**Stated exercise**: Starting with the line that contains "Convert this document image to plain text.", copy every line through the end of the data below, exactly and with nothing added.

(Extracted records)
Begin
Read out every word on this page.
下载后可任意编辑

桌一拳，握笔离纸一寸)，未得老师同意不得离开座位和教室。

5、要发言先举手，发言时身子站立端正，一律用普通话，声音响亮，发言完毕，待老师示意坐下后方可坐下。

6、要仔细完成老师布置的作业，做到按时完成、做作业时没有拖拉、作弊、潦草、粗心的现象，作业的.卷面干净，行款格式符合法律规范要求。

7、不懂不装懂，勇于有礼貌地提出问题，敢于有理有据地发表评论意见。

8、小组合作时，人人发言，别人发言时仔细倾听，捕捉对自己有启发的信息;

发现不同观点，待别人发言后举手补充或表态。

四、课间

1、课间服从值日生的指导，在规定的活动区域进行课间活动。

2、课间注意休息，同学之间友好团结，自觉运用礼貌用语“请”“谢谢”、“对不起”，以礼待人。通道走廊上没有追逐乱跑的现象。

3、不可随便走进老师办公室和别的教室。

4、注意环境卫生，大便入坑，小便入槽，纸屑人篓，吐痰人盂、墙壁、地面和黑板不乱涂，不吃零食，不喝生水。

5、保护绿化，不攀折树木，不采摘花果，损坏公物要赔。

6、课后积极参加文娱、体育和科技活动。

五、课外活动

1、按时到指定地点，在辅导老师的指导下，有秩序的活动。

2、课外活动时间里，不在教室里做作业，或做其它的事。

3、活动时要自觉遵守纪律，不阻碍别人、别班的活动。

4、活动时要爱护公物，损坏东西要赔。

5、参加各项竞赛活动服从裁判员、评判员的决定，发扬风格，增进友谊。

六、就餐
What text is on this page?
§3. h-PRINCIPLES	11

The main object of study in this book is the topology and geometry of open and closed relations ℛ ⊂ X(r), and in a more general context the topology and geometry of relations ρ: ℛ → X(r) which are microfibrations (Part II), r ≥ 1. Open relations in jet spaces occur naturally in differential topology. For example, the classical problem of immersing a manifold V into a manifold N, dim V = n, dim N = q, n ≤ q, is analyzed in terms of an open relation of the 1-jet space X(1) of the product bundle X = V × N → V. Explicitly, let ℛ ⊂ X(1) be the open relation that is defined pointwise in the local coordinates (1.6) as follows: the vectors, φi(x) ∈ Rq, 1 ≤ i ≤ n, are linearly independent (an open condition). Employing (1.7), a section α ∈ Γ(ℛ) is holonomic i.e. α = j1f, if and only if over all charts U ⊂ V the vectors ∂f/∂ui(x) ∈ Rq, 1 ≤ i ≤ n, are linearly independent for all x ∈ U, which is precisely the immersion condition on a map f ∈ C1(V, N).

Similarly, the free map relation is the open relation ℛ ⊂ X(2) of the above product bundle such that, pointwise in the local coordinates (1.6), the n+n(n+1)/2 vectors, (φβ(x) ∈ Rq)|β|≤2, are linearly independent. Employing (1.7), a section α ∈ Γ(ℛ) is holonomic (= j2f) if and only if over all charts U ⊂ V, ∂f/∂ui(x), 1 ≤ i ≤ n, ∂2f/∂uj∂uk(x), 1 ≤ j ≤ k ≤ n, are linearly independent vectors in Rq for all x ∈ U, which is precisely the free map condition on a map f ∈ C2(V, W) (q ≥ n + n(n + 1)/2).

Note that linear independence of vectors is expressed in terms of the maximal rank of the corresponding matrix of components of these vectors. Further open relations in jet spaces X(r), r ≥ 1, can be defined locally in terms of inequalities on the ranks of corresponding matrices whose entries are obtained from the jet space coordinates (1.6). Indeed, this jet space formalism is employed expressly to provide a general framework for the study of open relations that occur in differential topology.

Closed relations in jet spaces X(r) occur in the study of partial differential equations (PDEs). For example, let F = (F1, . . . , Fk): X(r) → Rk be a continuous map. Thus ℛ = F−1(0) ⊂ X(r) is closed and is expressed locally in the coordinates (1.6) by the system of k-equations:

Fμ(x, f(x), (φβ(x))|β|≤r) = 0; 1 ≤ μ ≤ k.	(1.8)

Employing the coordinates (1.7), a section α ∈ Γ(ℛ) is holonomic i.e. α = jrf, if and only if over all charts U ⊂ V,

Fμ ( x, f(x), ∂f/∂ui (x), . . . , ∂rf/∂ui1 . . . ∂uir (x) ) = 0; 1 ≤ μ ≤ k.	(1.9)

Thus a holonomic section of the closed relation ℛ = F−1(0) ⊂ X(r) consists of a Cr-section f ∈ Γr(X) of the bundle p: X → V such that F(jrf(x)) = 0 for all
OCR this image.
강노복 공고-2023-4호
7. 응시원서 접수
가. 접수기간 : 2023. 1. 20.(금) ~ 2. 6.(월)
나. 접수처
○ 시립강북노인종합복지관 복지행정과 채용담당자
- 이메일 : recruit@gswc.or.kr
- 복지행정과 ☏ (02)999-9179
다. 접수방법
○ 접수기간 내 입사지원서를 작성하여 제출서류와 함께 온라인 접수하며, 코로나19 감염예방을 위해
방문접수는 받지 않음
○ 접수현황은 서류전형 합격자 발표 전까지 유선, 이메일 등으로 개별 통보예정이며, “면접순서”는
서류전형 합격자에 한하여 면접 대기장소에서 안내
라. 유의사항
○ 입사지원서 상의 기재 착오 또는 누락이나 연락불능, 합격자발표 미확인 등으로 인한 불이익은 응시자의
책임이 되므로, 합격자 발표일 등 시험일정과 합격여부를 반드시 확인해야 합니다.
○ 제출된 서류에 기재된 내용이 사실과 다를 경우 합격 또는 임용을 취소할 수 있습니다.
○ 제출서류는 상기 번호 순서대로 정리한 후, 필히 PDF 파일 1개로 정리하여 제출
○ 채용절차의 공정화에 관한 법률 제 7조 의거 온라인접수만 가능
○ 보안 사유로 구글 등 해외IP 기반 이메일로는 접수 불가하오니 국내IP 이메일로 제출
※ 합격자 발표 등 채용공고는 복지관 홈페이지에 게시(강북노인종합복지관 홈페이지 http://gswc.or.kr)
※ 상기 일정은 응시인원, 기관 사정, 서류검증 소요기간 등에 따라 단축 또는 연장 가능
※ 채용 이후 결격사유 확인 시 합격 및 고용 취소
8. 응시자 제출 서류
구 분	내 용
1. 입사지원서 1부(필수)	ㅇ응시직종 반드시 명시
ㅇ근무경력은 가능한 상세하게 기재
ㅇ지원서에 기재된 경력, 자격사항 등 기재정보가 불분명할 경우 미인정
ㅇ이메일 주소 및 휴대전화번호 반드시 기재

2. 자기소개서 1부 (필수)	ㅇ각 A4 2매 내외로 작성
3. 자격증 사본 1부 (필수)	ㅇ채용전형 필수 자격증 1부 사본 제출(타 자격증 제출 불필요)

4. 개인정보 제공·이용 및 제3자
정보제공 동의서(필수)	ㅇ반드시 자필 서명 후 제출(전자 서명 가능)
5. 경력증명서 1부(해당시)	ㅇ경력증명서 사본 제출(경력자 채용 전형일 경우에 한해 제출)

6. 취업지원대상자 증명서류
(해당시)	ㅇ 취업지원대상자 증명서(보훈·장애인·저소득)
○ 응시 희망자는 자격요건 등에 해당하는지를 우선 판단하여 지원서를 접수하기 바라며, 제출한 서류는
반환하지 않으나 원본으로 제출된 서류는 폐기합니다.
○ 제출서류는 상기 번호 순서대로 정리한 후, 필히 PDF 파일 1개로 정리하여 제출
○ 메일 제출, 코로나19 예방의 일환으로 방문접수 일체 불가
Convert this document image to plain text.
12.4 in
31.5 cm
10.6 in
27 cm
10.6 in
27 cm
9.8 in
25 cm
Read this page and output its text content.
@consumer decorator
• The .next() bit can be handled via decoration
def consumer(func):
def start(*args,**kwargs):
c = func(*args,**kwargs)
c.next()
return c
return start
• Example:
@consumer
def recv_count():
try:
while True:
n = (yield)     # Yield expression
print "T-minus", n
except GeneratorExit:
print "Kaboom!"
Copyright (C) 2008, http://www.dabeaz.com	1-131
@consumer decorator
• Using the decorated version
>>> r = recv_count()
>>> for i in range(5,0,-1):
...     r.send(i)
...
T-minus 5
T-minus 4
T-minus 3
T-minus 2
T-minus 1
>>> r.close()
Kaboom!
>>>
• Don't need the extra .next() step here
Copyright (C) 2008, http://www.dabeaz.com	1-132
End
**Written answer**:
Convert this document image to plain text.
12.4 in
31.5 cm
10.6 in
27 cm
10.6 in
27 cm
9.8 in
25 cm
Read this page and output its text content.
@consumer decorator
• The .next() bit can be handled via decoration
def consumer(func):
def start(*args,**kwargs):
c = func(*args,**kwargs)
c.next()
return c
return start
• Example:
@consumer
def recv_count():
try:
while True:
n = (yield)     # Yield expression
print "T-minus", n
except GeneratorExit:
print "Kaboom!"
Copyright (C) 2008, http://www.dabeaz.com	1-131
@consumer decorator
• Using the decorated version
>>> r = recv_count()
>>> for i in range(5,0,-1):
...     r.send(i)
...
T-minus 5
T-minus 4
T-minus 3
T-minus 2
T-minus 1
>>> r.close()
Kaboom!
>>>
• Don't need the extra .next() step here
Copyright (C) 2008, http://www.dabeaz.com	1-132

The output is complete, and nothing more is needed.